What to produce: Report back each line of the records that contains the string "html".

Stored data:
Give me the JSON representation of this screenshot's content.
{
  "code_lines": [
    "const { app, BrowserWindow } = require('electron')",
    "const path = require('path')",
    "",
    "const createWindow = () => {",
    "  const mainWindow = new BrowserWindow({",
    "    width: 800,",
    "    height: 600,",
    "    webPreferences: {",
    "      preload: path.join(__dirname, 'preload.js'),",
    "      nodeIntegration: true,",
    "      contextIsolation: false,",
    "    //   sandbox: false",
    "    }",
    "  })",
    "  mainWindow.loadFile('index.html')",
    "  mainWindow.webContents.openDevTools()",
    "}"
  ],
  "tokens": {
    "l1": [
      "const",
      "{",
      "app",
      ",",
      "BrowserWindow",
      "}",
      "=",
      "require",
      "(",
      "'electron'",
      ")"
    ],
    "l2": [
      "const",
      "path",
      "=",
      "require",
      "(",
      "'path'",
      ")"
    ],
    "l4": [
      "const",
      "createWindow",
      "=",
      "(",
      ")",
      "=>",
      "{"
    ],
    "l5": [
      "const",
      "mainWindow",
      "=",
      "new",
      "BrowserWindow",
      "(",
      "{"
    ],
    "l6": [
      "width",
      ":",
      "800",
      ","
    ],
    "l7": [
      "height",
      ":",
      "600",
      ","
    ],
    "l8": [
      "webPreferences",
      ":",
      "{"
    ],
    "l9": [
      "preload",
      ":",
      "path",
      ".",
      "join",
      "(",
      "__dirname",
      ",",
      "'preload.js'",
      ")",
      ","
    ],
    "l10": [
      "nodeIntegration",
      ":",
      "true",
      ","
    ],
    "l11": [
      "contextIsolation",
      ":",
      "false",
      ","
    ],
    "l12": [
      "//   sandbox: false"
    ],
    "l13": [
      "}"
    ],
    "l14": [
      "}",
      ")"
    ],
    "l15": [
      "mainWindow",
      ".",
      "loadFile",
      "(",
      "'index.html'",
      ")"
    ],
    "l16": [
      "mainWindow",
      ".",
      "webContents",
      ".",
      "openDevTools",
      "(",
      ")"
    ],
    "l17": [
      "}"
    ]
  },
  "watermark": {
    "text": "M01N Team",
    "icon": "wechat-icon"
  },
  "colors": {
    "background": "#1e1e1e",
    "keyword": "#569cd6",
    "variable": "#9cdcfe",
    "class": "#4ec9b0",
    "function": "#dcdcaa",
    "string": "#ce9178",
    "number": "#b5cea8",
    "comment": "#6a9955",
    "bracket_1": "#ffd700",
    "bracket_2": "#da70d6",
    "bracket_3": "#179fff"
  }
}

Problem solution:
    "  mainWindow.loadFile('index.html')",
      "'index.html'",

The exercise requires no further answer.